**REQUIRED TASK**: Every entry below should be printed exactly, without its images.
====== EXTRACTED INFORMATION
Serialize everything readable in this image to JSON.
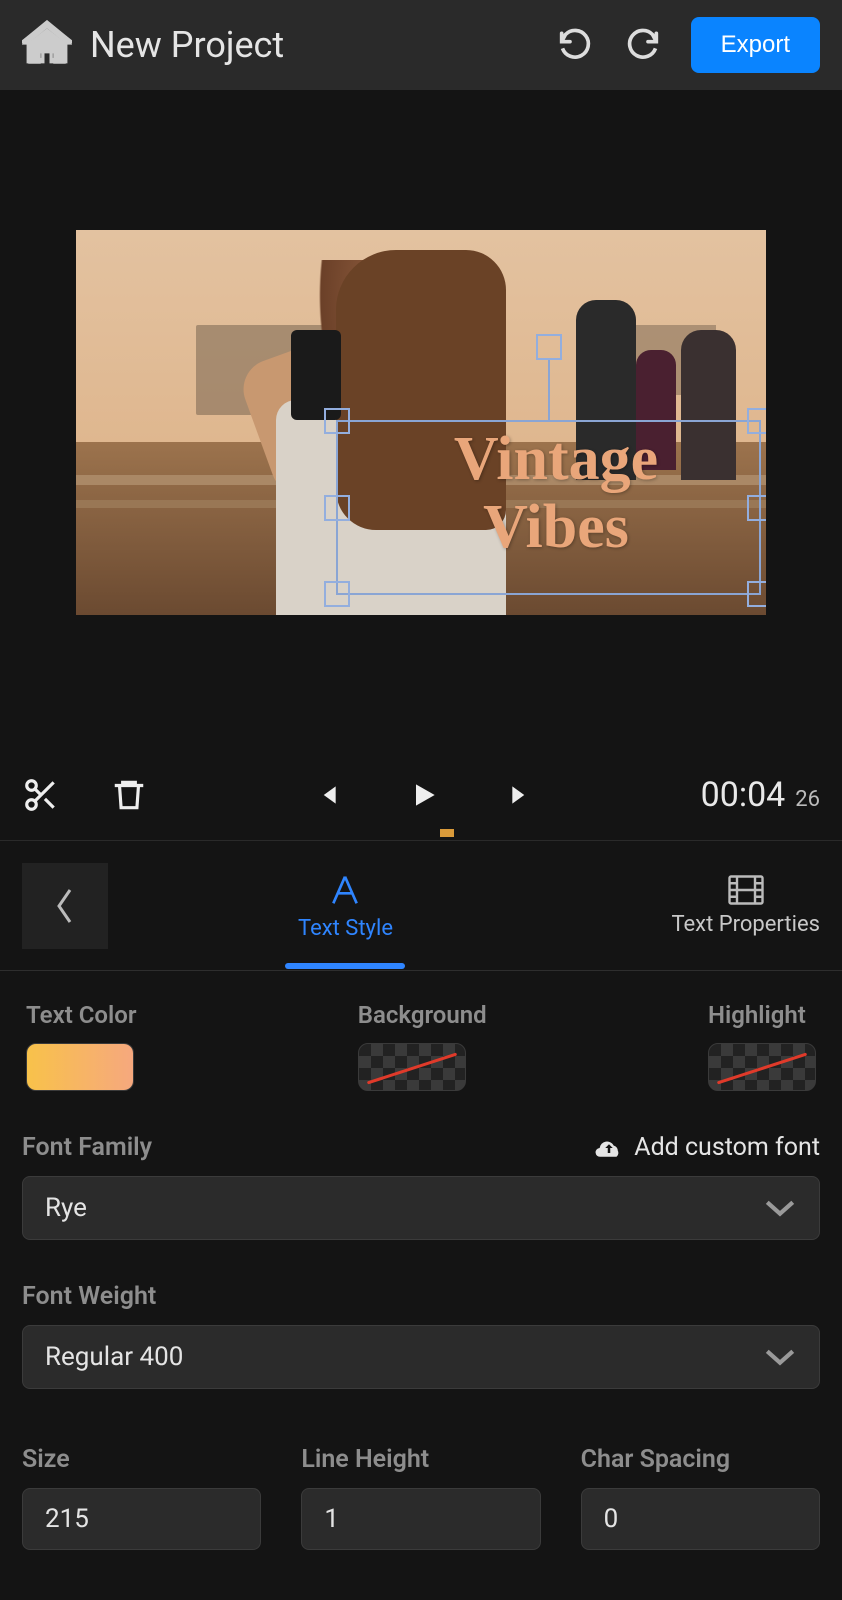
{
  "header": {
    "title": "New Project",
    "export_label": "Export"
  },
  "preview": {
    "overlay_text": "Vintage\nVibes"
  },
  "playback": {
    "time": "00:04",
    "frames": "26"
  },
  "tabs": {
    "style_label": "Text Style",
    "properties_label": "Text Properties"
  },
  "panel": {
    "text_color_label": "Text Color",
    "background_label": "Background",
    "highlight_label": "Highlight",
    "font_family_label": "Font Family",
    "add_custom_font_label": "Add custom font",
    "font_family_value": "Rye",
    "font_weight_label": "Font Weight",
    "font_weight_value": "Regular 400",
    "size_label": "Size",
    "size_value": "215",
    "line_height_label": "Line Height",
    "line_height_value": "1",
    "char_spacing_label": "Char Spacing",
    "char_spacing_value": "0",
    "text_color_swatch": "linear-gradient(90deg,#f8c24a,#f6a87e)"
  },
  "colors": {
    "accent": "#0a84ff"
  }
}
============
**SOLUTION**:
Serialize everything readable in this image to JSON.
{
  "header": {
    "title": "New Project",
    "export_label": "Export"
  },
  "preview": {
    "overlay_text": "Vintage\nVibes"
  },
  "playback": {
    "time": "00:04",
    "frames": "26"
  },
  "tabs": {
    "style_label": "Text Style",
    "properties_label": "Text Properties"
  },
  "panel": {
    "text_color_label": "Text Color",
    "background_label": "Background",
    "highlight_label": "Highlight",
    "font_family_label": "Font Family",
    "add_custom_font_label": "Add custom font",
    "font_family_value": "Rye",
    "font_weight_label": "Font Weight",
    "font_weight_value": "Regular 400",
    "size_label": "Size",
    "size_value": "215",
    "line_height_label": "Line Height",
    "line_height_value": "1",
    "char_spacing_label": "Char Spacing",
    "char_spacing_value": "0",
    "text_color_swatch": "linear-gradient(90deg,#f8c24a,#f6a87e)"
  },
  "colors": {
    "accent": "#0a84ff"
  }
}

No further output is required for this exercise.